• **SHORT EXERCISE**
Copy every record below, exactly as written.

(Stored data)
******

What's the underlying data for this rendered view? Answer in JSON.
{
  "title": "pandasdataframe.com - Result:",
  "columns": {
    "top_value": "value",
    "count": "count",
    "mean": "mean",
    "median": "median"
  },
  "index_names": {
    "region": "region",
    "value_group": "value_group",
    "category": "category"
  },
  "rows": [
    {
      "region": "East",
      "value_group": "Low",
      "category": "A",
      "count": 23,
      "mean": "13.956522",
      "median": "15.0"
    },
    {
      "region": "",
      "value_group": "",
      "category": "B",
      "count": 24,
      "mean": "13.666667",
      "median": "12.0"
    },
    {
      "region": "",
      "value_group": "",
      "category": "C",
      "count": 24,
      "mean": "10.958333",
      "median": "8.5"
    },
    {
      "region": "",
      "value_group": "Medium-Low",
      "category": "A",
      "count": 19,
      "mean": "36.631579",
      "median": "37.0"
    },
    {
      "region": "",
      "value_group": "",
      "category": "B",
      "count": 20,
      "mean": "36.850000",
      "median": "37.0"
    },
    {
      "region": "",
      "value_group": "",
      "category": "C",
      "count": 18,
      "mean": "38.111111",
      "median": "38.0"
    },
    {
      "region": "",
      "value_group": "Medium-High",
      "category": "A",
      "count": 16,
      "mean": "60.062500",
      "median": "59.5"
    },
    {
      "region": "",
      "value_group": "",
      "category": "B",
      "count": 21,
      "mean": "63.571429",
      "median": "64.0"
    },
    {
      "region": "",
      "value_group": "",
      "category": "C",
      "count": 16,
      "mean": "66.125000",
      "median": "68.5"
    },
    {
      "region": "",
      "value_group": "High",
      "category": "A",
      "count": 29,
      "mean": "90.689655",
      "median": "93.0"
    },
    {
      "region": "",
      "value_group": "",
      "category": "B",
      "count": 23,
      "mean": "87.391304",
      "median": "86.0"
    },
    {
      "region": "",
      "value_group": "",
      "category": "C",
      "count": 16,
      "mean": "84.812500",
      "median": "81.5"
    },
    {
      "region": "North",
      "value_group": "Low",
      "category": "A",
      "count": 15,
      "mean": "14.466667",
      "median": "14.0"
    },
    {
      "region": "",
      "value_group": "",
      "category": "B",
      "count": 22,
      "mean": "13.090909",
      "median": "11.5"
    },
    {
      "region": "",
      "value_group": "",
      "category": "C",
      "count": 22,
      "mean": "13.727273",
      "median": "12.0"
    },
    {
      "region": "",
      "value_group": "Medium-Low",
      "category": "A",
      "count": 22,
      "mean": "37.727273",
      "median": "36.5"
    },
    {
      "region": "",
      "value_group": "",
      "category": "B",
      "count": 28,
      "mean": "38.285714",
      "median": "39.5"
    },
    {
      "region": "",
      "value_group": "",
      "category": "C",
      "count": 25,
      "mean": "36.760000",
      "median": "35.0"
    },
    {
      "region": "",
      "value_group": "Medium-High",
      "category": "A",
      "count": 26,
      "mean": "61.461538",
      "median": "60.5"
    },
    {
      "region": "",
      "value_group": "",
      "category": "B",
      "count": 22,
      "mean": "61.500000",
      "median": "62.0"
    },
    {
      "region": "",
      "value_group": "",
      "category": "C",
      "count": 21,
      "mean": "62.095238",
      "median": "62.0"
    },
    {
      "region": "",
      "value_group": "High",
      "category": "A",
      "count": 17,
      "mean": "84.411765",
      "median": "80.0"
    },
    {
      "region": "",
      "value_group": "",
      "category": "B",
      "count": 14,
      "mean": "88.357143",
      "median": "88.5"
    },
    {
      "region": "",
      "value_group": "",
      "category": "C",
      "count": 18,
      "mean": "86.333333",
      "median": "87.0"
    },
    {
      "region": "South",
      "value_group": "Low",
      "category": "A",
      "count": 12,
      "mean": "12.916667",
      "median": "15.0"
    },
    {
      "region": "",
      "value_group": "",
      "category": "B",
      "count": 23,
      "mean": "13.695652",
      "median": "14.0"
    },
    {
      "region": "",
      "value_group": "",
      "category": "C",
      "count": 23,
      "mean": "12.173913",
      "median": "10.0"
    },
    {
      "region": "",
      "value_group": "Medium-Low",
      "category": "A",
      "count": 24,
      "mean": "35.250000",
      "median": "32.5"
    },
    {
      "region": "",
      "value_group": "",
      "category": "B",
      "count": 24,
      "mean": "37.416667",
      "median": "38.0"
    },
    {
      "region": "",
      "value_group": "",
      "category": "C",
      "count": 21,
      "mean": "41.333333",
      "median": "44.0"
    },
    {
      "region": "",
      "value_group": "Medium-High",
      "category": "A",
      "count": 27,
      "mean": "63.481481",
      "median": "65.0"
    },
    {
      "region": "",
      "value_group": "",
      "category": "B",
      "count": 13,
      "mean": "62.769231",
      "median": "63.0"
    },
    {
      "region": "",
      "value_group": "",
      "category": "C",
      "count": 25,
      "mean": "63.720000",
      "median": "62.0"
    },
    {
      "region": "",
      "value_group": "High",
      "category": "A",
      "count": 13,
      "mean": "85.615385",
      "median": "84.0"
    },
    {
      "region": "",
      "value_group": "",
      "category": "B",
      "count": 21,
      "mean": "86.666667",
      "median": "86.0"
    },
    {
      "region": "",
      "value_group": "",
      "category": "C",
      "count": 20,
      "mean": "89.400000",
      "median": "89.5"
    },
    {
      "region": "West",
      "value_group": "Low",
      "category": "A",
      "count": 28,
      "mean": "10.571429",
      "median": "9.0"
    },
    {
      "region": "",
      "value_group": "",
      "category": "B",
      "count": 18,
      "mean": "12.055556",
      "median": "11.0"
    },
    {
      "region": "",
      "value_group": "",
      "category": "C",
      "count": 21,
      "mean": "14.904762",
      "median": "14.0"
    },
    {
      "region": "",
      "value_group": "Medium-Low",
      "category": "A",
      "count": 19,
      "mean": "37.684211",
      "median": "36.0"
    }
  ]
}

******

• **TASK RESULT**
What's the underlying data for this rendered view? Answer in JSON.
{
  "title": "pandasdataframe.com - Result:",
  "columns": {
    "top_value": "value",
    "count": "count",
    "mean": "mean",
    "median": "median"
  },
  "index_names": {
    "region": "region",
    "value_group": "value_group",
    "category": "category"
  },
  "rows": [
    {
      "region": "East",
      "value_group": "Low",
      "category": "A",
      "count": 23,
      "mean": "13.956522",
      "median": "15.0"
    },
    {
      "region": "",
      "value_group": "",
      "category": "B",
      "count": 24,
      "mean": "13.666667",
      "median": "12.0"
    },
    {
      "region": "",
      "value_group": "",
      "category": "C",
      "count": 24,
      "mean": "10.958333",
      "median": "8.5"
    },
    {
      "region": "",
      "value_group": "Medium-Low",
      "category": "A",
      "count": 19,
      "mean": "36.631579",
      "median": "37.0"
    },
    {
      "region": "",
      "value_group": "",
      "category": "B",
      "count": 20,
      "mean": "36.850000",
      "median": "37.0"
    },
    {
      "region": "",
      "value_group": "",
      "category": "C",
      "count": 18,
      "mean": "38.111111",
      "median": "38.0"
    },
    {
      "region": "",
      "value_group": "Medium-High",
      "category": "A",
      "count": 16,
      "mean": "60.062500",
      "median": "59.5"
    },
    {
      "region": "",
      "value_group": "",
      "category": "B",
      "count": 21,
      "mean": "63.571429",
      "median": "64.0"
    },
    {
      "region": "",
      "value_group": "",
      "category": "C",
      "count": 16,
      "mean": "66.125000",
      "median": "68.5"
    },
    {
      "region": "",
      "value_group": "High",
      "category": "A",
      "count": 29,
      "mean": "90.689655",
      "median": "93.0"
    },
    {
      "region": "",
      "value_group": "",
      "category": "B",
      "count": 23,
      "mean": "87.391304",
      "median": "86.0"
    },
    {
      "region": "",
      "value_group": "",
      "category": "C",
      "count": 16,
      "mean": "84.812500",
      "median": "81.5"
    },
    {
      "region": "North",
      "value_group": "Low",
      "category": "A",
      "count": 15,
      "mean": "14.466667",
      "median": "14.0"
    },
    {
      "region": "",
      "value_group": "",
      "category": "B",
      "count": 22,
      "mean": "13.090909",
      "median": "11.5"
    },
    {
      "region": "",
      "value_group": "",
      "category": "C",
      "count": 22,
      "mean": "13.727273",
      "median": "12.0"
    },
    {
      "region": "",
      "value_group": "Medium-Low",
      "category": "A",
      "count": 22,
      "mean": "37.727273",
      "median": "36.5"
    },
    {
      "region": "",
      "value_group": "",
      "category": "B",
      "count": 28,
      "mean": "38.285714",
      "median": "39.5"
    },
    {
      "region": "",
      "value_group": "",
      "category": "C",
      "count": 25,
      "mean": "36.760000",
      "median": "35.0"
    },
    {
      "region": "",
      "value_group": "Medium-High",
      "category": "A",
      "count": 26,
      "mean": "61.461538",
      "median": "60.5"
    },
    {
      "region": "",
      "value_group": "",
      "category": "B",
      "count": 22,
      "mean": "61.500000",
      "median": "62.0"
    },
    {
      "region": "",
      "value_group": "",
      "category": "C",
      "count": 21,
      "mean": "62.095238",
      "median": "62.0"
    },
    {
      "region": "",
      "value_group": "High",
      "category": "A",
      "count": 17,
      "mean": "84.411765",
      "median": "80.0"
    },
    {
      "region": "",
      "value_group": "",
      "category": "B",
      "count": 14,
      "mean": "88.357143",
      "median": "88.5"
    },
    {
      "region": "",
      "value_group": "",
      "category": "C",
      "count": 18,
      "mean": "86.333333",
      "median": "87.0"
    },
    {
      "region": "South",
      "value_group": "Low",
      "category": "A",
      "count": 12,
      "mean": "12.916667",
      "median": "15.0"
    },
    {
      "region": "",
      "value_group": "",
      "category": "B",
      "count": 23,
      "mean": "13.695652",
      "median": "14.0"
    },
    {
      "region": "",
      "value_group": "",
      "category": "C",
      "count": 23,
      "mean": "12.173913",
      "median": "10.0"
    },
    {
      "region": "",
      "value_group": "Medium-Low",
      "category": "A",
      "count": 24,
      "mean": "35.250000",
      "median": "32.5"
    },
    {
      "region": "",
      "value_group": "",
      "category": "B",
      "count": 24,
      "mean": "37.416667",
      "median": "38.0"
    },
    {
      "region": "",
      "value_group": "",
      "category": "C",
      "count": 21,
      "mean": "41.333333",
      "median": "44.0"
    },
    {
      "region": "",
      "value_group": "Medium-High",
      "category": "A",
      "count": 27,
      "mean": "63.481481",
      "median": "65.0"
    },
    {
      "region": "",
      "value_group": "",
      "category": "B",
      "count": 13,
      "mean": "62.769231",
      "median": "63.0"
    },
    {
      "region": "",
      "value_group": "",
      "category": "C",
      "count": 25,
      "mean": "63.720000",
      "median": "62.0"
    },
    {
      "region": "",
      "value_group": "High",
      "category": "A",
      "count": 13,
      "mean": "85.615385",
      "median": "84.0"
    },
    {
      "region": "",
      "value_group": "",
      "category": "B",
      "count": 21,
      "mean": "86.666667",
      "median": "86.0"
    },
    {
      "region": "",
      "value_group": "",
      "category": "C",
      "count": 20,
      "mean": "89.400000",
      "median": "89.5"
    },
    {
      "region": "West",
      "value_group": "Low",
      "category": "A",
      "count": 28,
      "mean": "10.571429",
      "median": "9.0"
    },
    {
      "region": "",
      "value_group": "",
      "category": "B",
      "count": 18,
      "mean": "12.055556",
      "median": "11.0"
    },
    {
      "region": "",
      "value_group": "",
      "category": "C",
      "count": 21,
      "mean": "14.904762",
      "median": "14.0"
    },
    {
      "region": "",
      "value_group": "Medium-Low",
      "category": "A",
      "count": 19,
      "mean": "37.684211",
      "median": "36.0"
    }
  ]
}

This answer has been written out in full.